>> BEGIN DATA
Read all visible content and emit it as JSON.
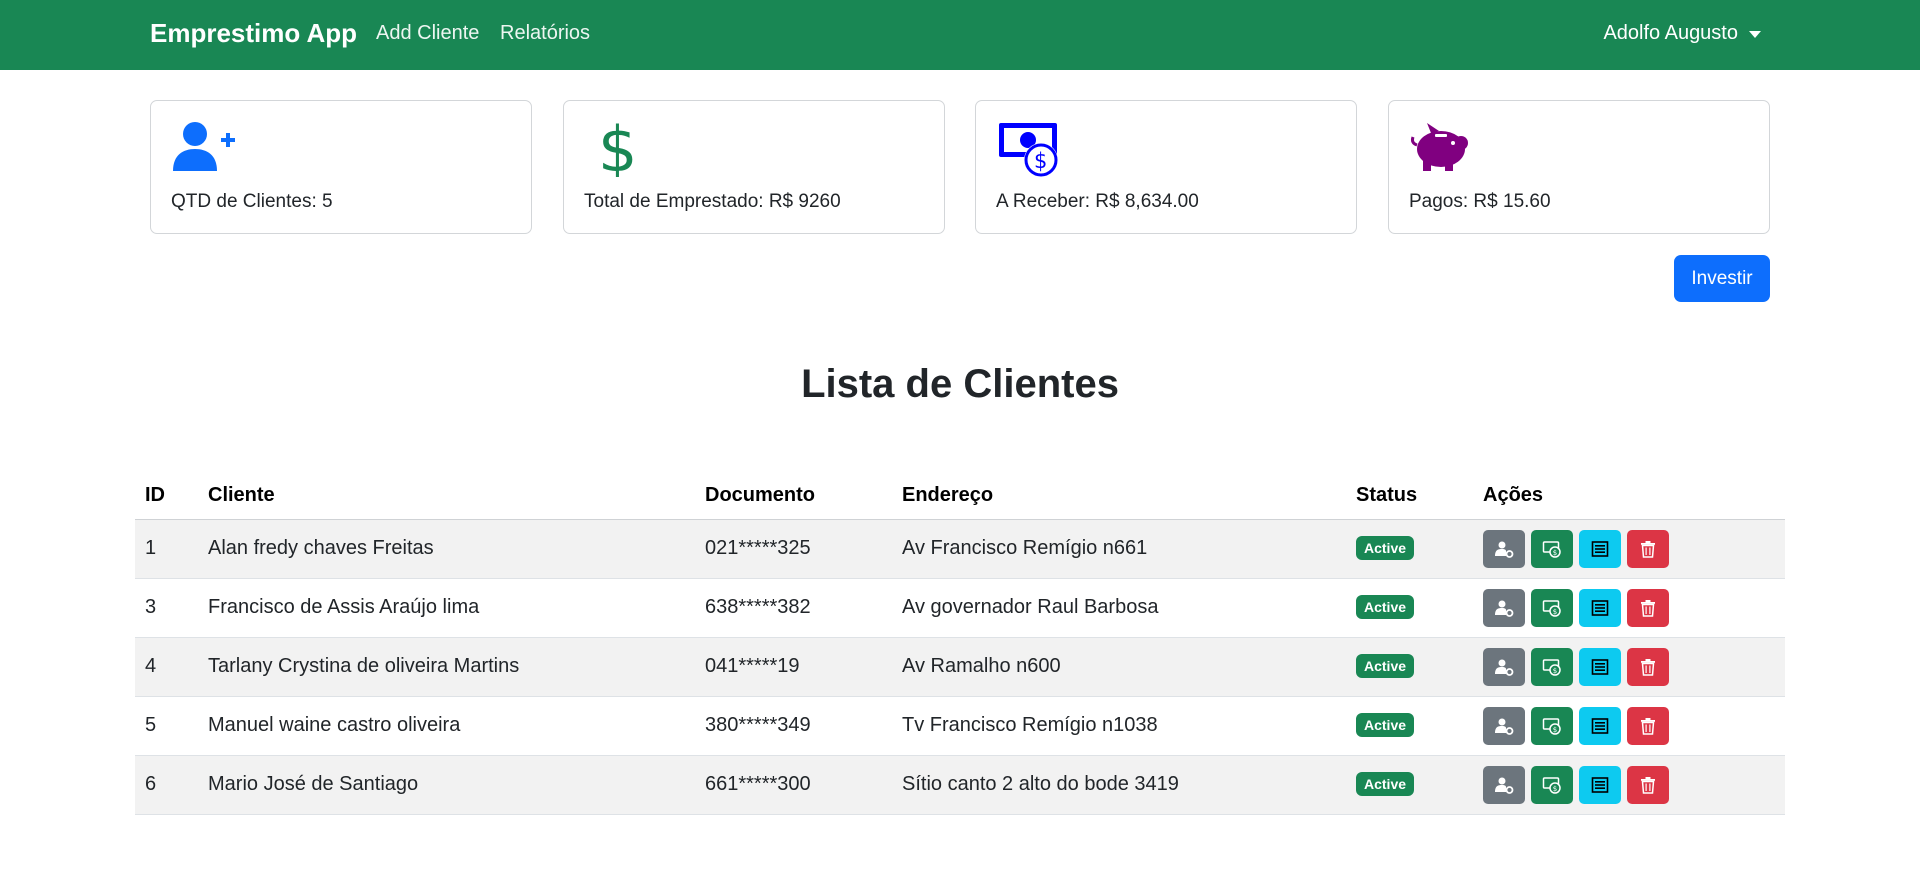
{
  "navbar": {
    "brand": "Emprestimo App",
    "links": [
      "Add Cliente",
      "Relatórios"
    ],
    "user": "Adolfo Augusto"
  },
  "cards": [
    {
      "icon": "user-plus-icon",
      "label": "QTD de Clientes: 5",
      "color": "#0d6efd"
    },
    {
      "icon": "dollar-icon",
      "label": "Total de Emprestado: R$ 9260",
      "color": "#198754"
    },
    {
      "icon": "cash-coin-icon",
      "label": "A Receber: R$ 8,634.00",
      "color": "#0000ff"
    },
    {
      "icon": "piggy-bank-icon",
      "label": "Pagos: R$ 15.60",
      "color": "#800080"
    }
  ],
  "invest_button": "Investir",
  "title": "Lista de Clientes",
  "table": {
    "headers": [
      "ID",
      "Cliente",
      "Documento",
      "Endereço",
      "Status",
      "Ações"
    ],
    "rows": [
      {
        "id": "1",
        "cliente": "Alan fredy chaves Freitas",
        "documento": "021*****325",
        "endereco": "Av Francisco Remígio n661",
        "status": "Active"
      },
      {
        "id": "3",
        "cliente": "Francisco de Assis Araújo lima",
        "documento": "638*****382",
        "endereco": "Av governador Raul Barbosa",
        "status": "Active"
      },
      {
        "id": "4",
        "cliente": "Tarlany Crystina de oliveira Martins",
        "documento": "041*****19",
        "endereco": "Av Ramalho n600",
        "status": "Active"
      },
      {
        "id": "5",
        "cliente": "Manuel waine castro oliveira",
        "documento": "380*****349",
        "endereco": "Tv Francisco Remígio n1038",
        "status": "Active"
      },
      {
        "id": "6",
        "cliente": "Mario José de Santiago",
        "documento": "661*****300",
        "endereco": "Sítio canto 2 alto do bode 3419",
        "status": "Active"
      }
    ],
    "action_icons": [
      "user-gear-icon",
      "cash-icon",
      "list-icon",
      "trash-icon"
    ]
  }
}
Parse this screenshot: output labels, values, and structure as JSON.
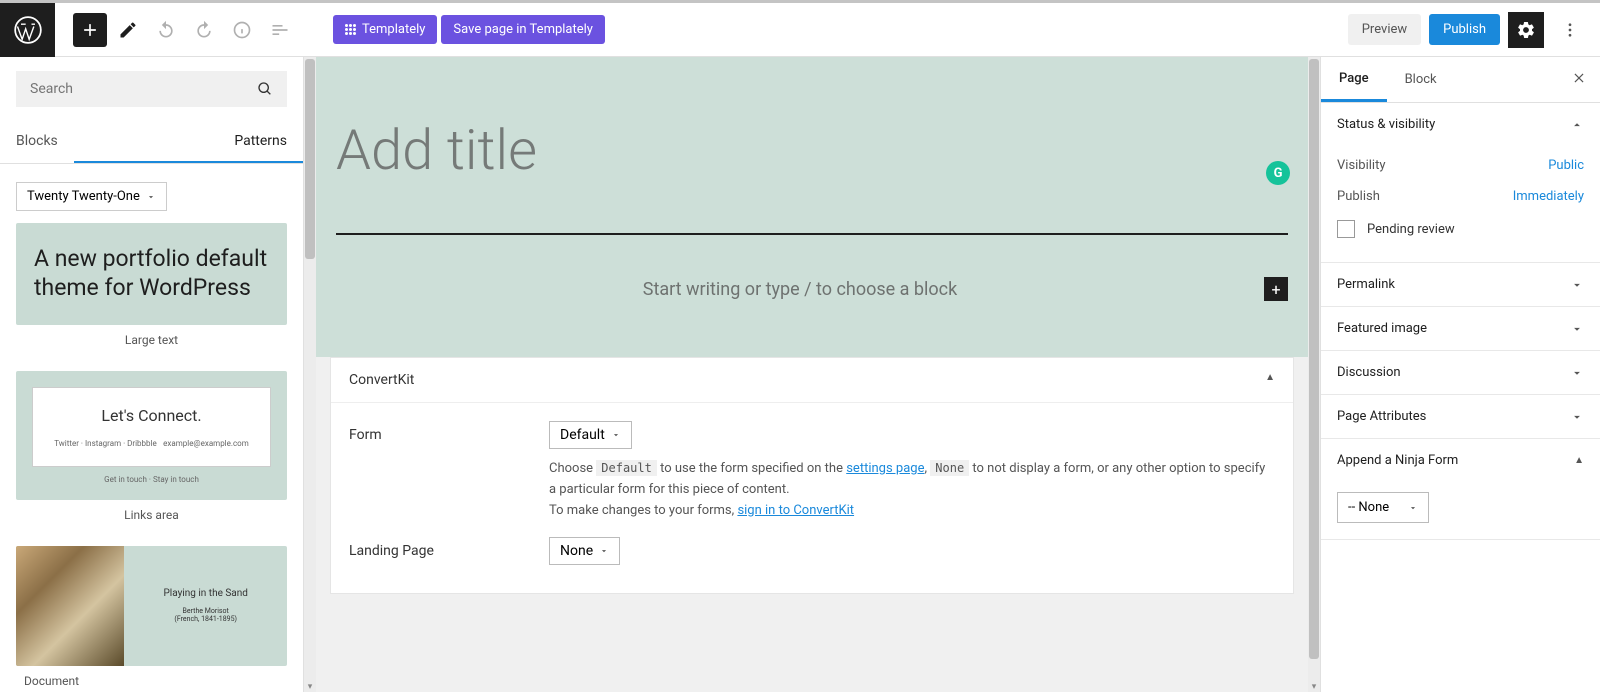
{
  "toolbar": {
    "templately": "Templately",
    "save_templately": "Save page in Templately",
    "preview": "Preview",
    "publish": "Publish"
  },
  "sidebar_left": {
    "search_placeholder": "Search",
    "tabs": {
      "blocks": "Blocks",
      "patterns": "Patterns"
    },
    "theme": "Twenty Twenty-One",
    "patterns": [
      {
        "text": "A new portfolio default theme for WordPress",
        "caption": "Large text"
      },
      {
        "title": "Let's Connect.",
        "link1": "Twitter · Instagram · Dribbble",
        "link2": "example@example.com",
        "sub": "Get in touch · Stay in touch",
        "caption": "Links area"
      },
      {
        "title": "Playing in the Sand",
        "sub": "Berthe Morisot\n(French, 1841-1895)"
      }
    ],
    "document": "Document"
  },
  "canvas": {
    "title_placeholder": "Add title",
    "prompt": "Start writing or type / to choose a block",
    "grammarly": "G",
    "convertkit": {
      "heading": "ConvertKit",
      "form_label": "Form",
      "form_value": "Default",
      "help_pre": "Choose ",
      "help_code1": "Default",
      "help_mid1": " to use the form specified on the ",
      "help_link1": "settings page",
      "help_mid2": ", ",
      "help_code2": "None",
      "help_mid3": " to not display a form, or any other option to specify a particular form for this piece of content.",
      "help2_pre": "To make changes to your forms, ",
      "help2_link": "sign in to ConvertKit",
      "landing_label": "Landing Page",
      "landing_value": "None"
    }
  },
  "sidebar_right": {
    "tabs": {
      "page": "Page",
      "block": "Block"
    },
    "status": {
      "title": "Status & visibility",
      "visibility_label": "Visibility",
      "visibility_value": "Public",
      "publish_label": "Publish",
      "publish_value": "Immediately",
      "pending": "Pending review"
    },
    "panels": {
      "permalink": "Permalink",
      "featured": "Featured image",
      "discussion": "Discussion",
      "attributes": "Page Attributes",
      "ninja": "Append a Ninja Form",
      "ninja_value": "-- None"
    }
  }
}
>> END DATA
» **STATED EXERCISE**
Count every line bearing the word "endereco"; report the total only.

» **ANSWER TO THIS PROBLEM**
5